[Extracts from a graphics dataset]
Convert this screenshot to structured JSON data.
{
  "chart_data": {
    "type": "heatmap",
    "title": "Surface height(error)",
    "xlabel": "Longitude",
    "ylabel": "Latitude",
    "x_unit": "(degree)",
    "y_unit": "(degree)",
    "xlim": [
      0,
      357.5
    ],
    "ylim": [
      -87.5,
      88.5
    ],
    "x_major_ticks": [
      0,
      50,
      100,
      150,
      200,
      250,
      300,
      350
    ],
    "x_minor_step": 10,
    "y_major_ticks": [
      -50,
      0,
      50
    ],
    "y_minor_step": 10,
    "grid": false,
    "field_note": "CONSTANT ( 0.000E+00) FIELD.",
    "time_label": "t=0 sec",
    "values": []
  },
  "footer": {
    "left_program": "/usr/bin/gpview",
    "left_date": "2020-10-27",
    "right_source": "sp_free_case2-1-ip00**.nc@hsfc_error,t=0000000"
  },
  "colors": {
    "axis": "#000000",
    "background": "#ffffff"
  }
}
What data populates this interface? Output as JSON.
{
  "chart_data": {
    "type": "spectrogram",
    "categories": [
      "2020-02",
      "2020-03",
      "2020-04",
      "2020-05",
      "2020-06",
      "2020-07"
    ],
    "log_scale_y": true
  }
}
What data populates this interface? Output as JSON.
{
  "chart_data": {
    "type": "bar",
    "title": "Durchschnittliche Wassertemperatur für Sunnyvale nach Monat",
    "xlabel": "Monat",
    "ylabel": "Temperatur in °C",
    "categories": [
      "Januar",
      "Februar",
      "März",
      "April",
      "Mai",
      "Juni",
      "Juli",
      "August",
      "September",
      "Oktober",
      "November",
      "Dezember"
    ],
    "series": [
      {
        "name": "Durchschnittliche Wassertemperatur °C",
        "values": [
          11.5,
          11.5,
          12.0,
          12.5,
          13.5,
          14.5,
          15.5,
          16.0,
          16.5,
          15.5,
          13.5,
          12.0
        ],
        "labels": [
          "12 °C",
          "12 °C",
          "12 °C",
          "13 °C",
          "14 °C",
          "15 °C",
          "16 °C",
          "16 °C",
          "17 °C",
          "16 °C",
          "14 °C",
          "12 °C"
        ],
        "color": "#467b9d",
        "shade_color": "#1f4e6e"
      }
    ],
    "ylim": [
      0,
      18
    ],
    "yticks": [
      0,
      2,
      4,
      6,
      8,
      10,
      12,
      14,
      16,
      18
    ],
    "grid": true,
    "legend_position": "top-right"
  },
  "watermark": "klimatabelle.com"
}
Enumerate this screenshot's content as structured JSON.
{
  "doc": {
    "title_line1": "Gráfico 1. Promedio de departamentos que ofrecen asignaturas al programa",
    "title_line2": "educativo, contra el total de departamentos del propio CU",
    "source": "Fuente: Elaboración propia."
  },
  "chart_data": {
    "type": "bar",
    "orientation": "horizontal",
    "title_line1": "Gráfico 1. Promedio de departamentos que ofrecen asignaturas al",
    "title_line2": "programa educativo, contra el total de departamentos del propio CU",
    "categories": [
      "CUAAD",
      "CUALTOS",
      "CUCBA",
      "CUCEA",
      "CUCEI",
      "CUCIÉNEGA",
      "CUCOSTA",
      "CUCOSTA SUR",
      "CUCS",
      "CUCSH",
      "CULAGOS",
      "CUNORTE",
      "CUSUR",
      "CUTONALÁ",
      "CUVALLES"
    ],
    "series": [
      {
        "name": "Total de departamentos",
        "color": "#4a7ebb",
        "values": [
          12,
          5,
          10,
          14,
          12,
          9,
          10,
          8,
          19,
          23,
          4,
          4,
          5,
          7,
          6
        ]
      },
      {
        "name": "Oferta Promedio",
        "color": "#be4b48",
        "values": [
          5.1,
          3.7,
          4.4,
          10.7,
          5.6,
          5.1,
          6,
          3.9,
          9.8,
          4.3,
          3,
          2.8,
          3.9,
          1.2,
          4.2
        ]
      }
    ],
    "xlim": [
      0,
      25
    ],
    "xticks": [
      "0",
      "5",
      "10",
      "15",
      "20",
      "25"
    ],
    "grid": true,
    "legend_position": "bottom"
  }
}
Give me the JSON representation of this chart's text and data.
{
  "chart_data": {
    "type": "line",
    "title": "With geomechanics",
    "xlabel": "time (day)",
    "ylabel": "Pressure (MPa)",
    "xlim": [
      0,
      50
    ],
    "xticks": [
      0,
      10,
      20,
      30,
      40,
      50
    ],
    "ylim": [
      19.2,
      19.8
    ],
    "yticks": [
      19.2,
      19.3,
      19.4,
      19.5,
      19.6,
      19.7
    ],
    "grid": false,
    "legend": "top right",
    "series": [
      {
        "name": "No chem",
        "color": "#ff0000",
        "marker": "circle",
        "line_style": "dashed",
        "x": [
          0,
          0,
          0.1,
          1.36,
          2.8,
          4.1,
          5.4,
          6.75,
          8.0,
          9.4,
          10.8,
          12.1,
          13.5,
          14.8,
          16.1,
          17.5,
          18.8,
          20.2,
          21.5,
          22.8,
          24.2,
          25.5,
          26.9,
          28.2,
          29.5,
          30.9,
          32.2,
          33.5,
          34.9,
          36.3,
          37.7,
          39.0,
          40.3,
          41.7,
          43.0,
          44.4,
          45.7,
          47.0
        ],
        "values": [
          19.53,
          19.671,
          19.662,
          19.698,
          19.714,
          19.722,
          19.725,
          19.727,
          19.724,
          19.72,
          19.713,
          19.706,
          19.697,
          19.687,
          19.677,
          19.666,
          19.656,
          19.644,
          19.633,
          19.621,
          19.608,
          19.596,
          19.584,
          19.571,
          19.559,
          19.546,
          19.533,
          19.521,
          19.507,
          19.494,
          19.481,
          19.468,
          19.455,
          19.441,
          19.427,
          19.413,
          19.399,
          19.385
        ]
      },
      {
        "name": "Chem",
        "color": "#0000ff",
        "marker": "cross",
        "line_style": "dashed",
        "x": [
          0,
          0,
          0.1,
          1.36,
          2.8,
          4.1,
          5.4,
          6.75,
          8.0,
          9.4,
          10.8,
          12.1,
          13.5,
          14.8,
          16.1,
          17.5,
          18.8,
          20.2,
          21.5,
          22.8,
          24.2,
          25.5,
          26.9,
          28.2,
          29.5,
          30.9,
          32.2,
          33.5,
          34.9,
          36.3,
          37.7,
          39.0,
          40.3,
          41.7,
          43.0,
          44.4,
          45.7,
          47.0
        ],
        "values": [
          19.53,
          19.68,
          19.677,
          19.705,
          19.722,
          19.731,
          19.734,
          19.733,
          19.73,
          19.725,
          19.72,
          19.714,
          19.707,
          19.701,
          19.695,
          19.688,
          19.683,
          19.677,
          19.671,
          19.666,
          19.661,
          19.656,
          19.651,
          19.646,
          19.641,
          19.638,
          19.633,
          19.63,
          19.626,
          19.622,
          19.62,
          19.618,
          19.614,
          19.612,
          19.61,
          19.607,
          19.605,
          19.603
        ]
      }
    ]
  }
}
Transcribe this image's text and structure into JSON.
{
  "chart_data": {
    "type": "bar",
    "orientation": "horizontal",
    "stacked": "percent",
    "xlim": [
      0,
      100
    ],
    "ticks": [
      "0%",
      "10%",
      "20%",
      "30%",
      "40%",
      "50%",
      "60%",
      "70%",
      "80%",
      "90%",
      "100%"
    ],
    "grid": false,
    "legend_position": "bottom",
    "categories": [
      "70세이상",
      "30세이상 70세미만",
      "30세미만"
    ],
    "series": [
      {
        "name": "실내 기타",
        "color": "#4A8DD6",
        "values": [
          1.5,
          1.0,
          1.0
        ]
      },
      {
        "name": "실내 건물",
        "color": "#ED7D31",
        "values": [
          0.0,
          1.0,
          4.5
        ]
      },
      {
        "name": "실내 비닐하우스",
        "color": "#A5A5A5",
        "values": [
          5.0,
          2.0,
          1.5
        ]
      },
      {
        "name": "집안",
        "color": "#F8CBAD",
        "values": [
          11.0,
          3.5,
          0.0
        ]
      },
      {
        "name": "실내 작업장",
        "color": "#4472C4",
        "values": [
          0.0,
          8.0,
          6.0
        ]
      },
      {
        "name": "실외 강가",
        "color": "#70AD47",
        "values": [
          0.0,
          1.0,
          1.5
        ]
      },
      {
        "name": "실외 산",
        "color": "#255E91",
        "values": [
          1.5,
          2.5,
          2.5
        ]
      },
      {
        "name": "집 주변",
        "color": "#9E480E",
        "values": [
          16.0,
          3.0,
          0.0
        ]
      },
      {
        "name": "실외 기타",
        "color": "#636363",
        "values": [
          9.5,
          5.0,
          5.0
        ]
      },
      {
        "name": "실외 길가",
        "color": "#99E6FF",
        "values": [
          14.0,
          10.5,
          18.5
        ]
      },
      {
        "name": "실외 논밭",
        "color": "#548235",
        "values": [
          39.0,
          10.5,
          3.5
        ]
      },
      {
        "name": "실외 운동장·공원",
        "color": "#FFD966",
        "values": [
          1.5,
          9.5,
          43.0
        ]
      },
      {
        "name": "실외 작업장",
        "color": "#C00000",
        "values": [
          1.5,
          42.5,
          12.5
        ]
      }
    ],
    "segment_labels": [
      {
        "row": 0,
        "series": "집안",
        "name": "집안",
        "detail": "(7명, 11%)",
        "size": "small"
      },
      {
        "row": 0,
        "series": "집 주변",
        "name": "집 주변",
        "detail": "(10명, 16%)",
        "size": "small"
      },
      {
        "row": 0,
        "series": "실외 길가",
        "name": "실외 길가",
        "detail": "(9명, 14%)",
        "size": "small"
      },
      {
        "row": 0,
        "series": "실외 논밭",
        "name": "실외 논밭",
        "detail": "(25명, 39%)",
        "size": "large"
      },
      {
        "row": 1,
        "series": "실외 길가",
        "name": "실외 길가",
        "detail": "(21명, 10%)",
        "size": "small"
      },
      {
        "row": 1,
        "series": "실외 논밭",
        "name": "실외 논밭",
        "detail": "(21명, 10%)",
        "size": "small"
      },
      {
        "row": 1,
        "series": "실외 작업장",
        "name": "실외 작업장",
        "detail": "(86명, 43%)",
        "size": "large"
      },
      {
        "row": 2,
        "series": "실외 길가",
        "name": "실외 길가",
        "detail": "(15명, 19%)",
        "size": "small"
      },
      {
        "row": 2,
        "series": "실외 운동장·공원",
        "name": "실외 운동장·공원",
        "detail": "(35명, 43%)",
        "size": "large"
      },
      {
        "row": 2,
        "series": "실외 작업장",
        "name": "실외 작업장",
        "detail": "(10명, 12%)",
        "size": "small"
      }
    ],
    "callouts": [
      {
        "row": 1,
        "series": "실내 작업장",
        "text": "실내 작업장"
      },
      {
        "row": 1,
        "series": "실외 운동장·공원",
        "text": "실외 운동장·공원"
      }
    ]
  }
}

### CHALLENGE
Using the entries above, return each line that includes the word "detail".

### FULL SOLUTION
        "detail": "(7명, 11%)",
        "detail": "(10명, 16%)",
        "detail": "(9명, 14%)",
        "detail": "(25명, 39%)",
        "detail": "(21명, 10%)",
        "detail": "(21명, 10%)",
        "detail": "(86명, 43%)",
        "detail": "(15명, 19%)",
        "detail": "(35명, 43%)",
        "detail": "(10명, 12%)",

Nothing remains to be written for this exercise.